Dataset items:
○ ○ ○ ○

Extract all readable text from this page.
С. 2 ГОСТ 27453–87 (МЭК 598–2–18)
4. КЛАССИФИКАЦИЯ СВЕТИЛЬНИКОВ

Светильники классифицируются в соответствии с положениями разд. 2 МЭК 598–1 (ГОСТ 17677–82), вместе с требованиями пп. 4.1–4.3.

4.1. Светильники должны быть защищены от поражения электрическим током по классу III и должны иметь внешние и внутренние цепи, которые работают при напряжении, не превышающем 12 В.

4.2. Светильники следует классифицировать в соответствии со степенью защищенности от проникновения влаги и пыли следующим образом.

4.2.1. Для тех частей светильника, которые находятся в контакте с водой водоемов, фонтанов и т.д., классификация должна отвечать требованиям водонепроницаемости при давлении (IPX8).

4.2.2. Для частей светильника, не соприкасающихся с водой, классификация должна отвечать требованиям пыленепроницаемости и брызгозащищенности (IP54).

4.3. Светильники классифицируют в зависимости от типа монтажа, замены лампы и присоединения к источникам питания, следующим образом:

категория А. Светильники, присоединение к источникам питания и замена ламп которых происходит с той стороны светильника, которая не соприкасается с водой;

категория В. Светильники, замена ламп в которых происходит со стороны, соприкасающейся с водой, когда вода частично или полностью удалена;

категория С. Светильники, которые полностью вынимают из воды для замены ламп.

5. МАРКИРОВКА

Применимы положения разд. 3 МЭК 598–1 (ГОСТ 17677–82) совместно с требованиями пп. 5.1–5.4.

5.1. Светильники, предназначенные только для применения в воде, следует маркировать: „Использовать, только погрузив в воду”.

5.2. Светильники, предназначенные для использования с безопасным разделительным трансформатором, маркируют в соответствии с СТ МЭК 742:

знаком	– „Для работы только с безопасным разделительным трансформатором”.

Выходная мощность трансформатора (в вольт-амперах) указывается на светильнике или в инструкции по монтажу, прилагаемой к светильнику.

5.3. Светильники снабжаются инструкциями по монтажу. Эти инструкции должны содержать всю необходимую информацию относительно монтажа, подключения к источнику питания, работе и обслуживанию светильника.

○ ○ ○ ○

| What the task requires |
Repeat each record exactly. Omit nothing.

| Response below |
Extract all readable text from this page.
С. 2 ГОСТ 27453–87 (МЭК 598–2–18)
4. КЛАССИФИКАЦИЯ СВЕТИЛЬНИКОВ

Светильники классифицируются в соответствии с положениями разд. 2 МЭК 598–1 (ГОСТ 17677–82), вместе с требованиями пп. 4.1–4.3.

4.1. Светильники должны быть защищены от поражения электрическим током по классу III и должны иметь внешние и внутренние цепи, которые работают при напряжении, не превышающем 12 В.

4.2. Светильники следует классифицировать в соответствии со степенью защищенности от проникновения влаги и пыли следующим образом.

4.2.1. Для тех частей светильника, которые находятся в контакте с водой водоемов, фонтанов и т.д., классификация должна отвечать требованиям водонепроницаемости при давлении (IPX8).

4.2.2. Для частей светильника, не соприкасающихся с водой, классификация должна отвечать требованиям пыленепроницаемости и брызгозащищенности (IP54).

4.3. Светильники классифицируют в зависимости от типа монтажа, замены лампы и присоединения к источникам питания, следующим образом:

категория А. Светильники, присоединение к источникам питания и замена ламп которых происходит с той стороны светильника, которая не соприкасается с водой;

категория В. Светильники, замена ламп в которых происходит со стороны, соприкасающейся с водой, когда вода частично или полностью удалена;

категория С. Светильники, которые полностью вынимают из воды для замены ламп.

5. МАРКИРОВКА

Применимы положения разд. 3 МЭК 598–1 (ГОСТ 17677–82) совместно с требованиями пп. 5.1–5.4.

5.1. Светильники, предназначенные только для применения в воде, следует маркировать: „Использовать, только погрузив в воду”.

5.2. Светильники, предназначенные для использования с безопасным разделительным трансформатором, маркируют в соответствии с СТ МЭК 742:

знаком	– „Для работы только с безопасным разделительным трансформатором”.

Выходная мощность трансформатора (в вольт-амперах) указывается на светильнике или в инструкции по монтажу, прилагаемой к светильнику.

5.3. Светильники снабжаются инструкциями по монтажу. Эти инструкции должны содержать всю необходимую информацию относительно монтажа, подключения к источнику питания, работе и обслуживанию светильника.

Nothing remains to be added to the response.